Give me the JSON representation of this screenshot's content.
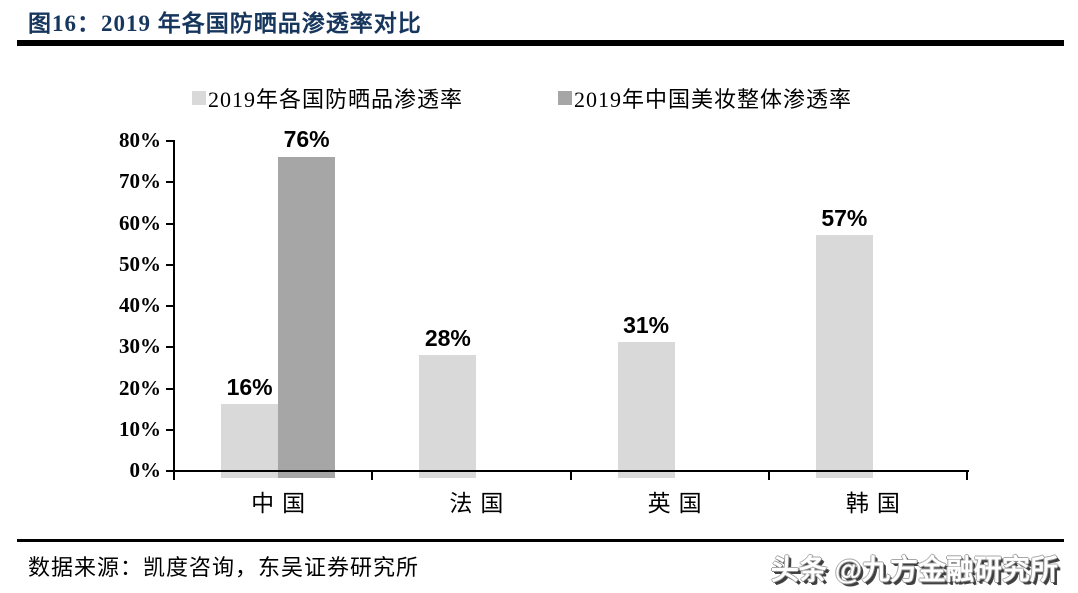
{
  "figure": {
    "title": "图16：2019 年各国防晒品渗透率对比",
    "source": "数据来源：凯度咨询，东吴证券研究所",
    "watermark": "头条 @九方金融研究所"
  },
  "legend": [
    {
      "label": "2019年各国防晒品渗透率",
      "color": "#d9d9d9"
    },
    {
      "label": "2019年中国美妆整体渗透率",
      "color": "#a6a6a6"
    }
  ],
  "colors": {
    "title": "#17365d",
    "axis": "#000000",
    "bar_light": "#d9d9d9",
    "bar_dark": "#a6a6a6",
    "background": "#ffffff"
  },
  "chart_data": {
    "type": "bar",
    "title": "2019 年各国防晒品渗透率对比",
    "categories": [
      "中国",
      "法国",
      "英国",
      "韩国"
    ],
    "series": [
      {
        "name": "2019年各国防晒品渗透率",
        "color": "#d9d9d9",
        "values": [
          16,
          28,
          31,
          57
        ]
      },
      {
        "name": "2019年中国美妆整体渗透率",
        "color": "#a6a6a6",
        "values": [
          76,
          null,
          null,
          null
        ]
      }
    ],
    "data_labels": {
      "series1": [
        "16%",
        "28%",
        "31%",
        "57%"
      ],
      "series2": [
        "76%",
        null,
        null,
        null
      ]
    },
    "xlabel": "",
    "ylabel": "",
    "ylim": [
      0,
      80
    ],
    "ytick_step": 10,
    "yticks": [
      "0%",
      "10%",
      "20%",
      "30%",
      "40%",
      "50%",
      "60%",
      "70%",
      "80%"
    ],
    "grid": false,
    "legend_position": "top"
  }
}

## WRITTEN TASK
List each line in the listing that contains the string "年各国防晒品渗透率对比".

## RESULT OF THIS EXERCISE
    "title": "图16：2019 年各国防晒品渗透率对比",
    "title": "2019 年各国防晒品渗透率对比",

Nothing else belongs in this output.